Na Oferii z marszu, przy zmianie ekipy dostałem 4 oferty/  

Co do tych silikatów, to to jest pustak a nie bloczek silikatowy.    Najtańszy przykład wziąłeś dla potwierdzenia swoich słów. Nieładnie   :smile:  40zł za metr ściany, no może z 8ki - to sie zgodze. Wychodzi 80 zł. Chyba ze mieszkasz pod fabryka i akurat trafisz na czas kiedy w ogóle silikat jest dostepny.

Zapłaciłem 4.22zł brutto za pełny bloczek NP18 z transportem dwoma ciężarówkami i dalej 4 hds'ami.

----------


## Arturo72

> Na Oferii z marszu, przy zmianie ekipy dostałem 4 oferty/  
> 
> Co do tych silikatów, to to jest pustak a nie bloczek silikatowy.    Najtańszy przykład wziąłeś dla potwierdzenia swoich słów. Nieładnie   40zł za metr ściany, no może z 8ki - to sie zgodze. Wychodzi 80 zł. Chyba ze mieszkasz pod fabryka i akurat trafisz na czas kiedy w ogóle silikat jest dostepny.
> 
> Zapłaciłem 4.22zł brutto za pełny bloczek NP18 z transportem dwoma ciężarówkami i dalej 4 hds'ami.


Pełny bloczek jest tańszy niż z otworami. Skąd kupowałes ?
Z allegro ? Pytałeś się tam o cenę ? Bo ja kupiłem z allegro od gościa spod Kielc i właśnie w podobnej cenie jak obecnie z transportem bezpośrednio z Kluczy czyli z fabryki grupysilikaty.
Na Śląsku najtaniej silikat był w Wodzislawiu ale i tak znacznie drożej niż z allegro.

http://forum.muratordom.pl/showthrea...=1#post5090216
Na archiwum allegro można znaleźć tą aukcję   :wink:

----------


## pandzik

> Pełny bloczek jest tańszy niż z otworami. (..)


Aha. Dobrze. Na tym skończmy.

Dodałbym jeszcze, że jego transport też jest tańszy bo jest cięższy.

----------


## Arturo72

> Aha. Dobrze. Na tym skończmy.
> 
> Dodałbym jeszcze, że jego transport też jest tańszy bo jest cięższy.


Jeśli kupowałes na pobliskim składzie budowlanym to koszt transportu praktycznie podwójny bo z fabryki na skład i ze składu do Ciebie. To też robi cenę.
I jak z tym allegro ?

----------


## Pod

Kilkadziesiąt ofert z oferii ... heh dobre żarty. Tak było kilka lat temu. Jak sie zglosi jedna dwie ekipy to bedzie wszystko. To bedą przypadkowi ludzie zaczynajacy przygodę bo normlane ekipy nie maja czasu chodzić po oferiach a terminy maja na 2019.

----------


## pandzik

Ale co z allegro...qfa facet. Miesiac temu byly ze 3 firmy. Wiekszosc nie obsługiwała Śląska.

**Podane informacje**
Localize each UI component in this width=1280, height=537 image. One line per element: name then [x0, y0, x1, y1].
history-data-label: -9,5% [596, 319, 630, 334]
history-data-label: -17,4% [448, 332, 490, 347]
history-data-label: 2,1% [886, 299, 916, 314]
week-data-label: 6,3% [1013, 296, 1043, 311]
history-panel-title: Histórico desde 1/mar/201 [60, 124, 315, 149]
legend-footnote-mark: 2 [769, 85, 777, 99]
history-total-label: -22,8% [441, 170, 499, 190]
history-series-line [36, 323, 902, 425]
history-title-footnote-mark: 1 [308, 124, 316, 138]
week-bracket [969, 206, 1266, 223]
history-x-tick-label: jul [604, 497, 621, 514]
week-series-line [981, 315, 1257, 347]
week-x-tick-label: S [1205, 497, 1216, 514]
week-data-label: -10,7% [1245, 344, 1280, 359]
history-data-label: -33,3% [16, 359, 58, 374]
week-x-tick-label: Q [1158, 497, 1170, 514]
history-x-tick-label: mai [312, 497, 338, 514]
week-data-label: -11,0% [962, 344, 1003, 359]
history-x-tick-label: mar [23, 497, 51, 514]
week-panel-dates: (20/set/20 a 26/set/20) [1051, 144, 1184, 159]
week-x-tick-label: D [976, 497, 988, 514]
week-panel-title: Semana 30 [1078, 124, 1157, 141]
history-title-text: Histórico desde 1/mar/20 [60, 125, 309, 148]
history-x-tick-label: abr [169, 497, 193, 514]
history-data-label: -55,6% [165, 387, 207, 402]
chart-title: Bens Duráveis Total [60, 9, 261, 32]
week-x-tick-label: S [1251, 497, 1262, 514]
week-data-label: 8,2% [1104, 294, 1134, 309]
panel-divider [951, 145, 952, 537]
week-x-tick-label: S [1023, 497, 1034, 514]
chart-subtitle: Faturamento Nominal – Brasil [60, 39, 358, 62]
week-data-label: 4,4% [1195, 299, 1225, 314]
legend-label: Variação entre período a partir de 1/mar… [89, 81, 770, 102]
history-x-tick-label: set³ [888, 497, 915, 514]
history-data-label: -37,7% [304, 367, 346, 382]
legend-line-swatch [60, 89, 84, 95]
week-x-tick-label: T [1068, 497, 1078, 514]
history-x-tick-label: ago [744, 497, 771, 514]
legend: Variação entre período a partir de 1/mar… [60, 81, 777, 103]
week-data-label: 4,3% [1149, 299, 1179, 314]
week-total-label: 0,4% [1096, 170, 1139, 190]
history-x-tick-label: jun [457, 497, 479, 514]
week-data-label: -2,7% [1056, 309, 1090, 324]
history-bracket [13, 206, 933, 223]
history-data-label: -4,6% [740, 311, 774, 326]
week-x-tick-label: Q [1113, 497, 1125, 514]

**Zadanie**
Powtórz słowo w słowo fragment wątku o silikatach od „Pełny bloczek jest tańszy niż z otworami. Skąd” do „niż z allegro.” włącznie.

**Poprawna odpowiedź**
Pełny bloczek jest tańszy niż z otworami. Skąd kupowałes ?
Z allegro ? Pytałeś się tam o cenę ? Bo ja kupiłem z allegro od gościa spod Kielc i właśnie w podobnej cenie jak obecnie z transportem bezpośrednio z Kluczy czyli z fabryki grupysilikaty.
Na Śląsku najtaniej silikat był w Wodzislawiu ale i tak znacznie drożej niż z allegro.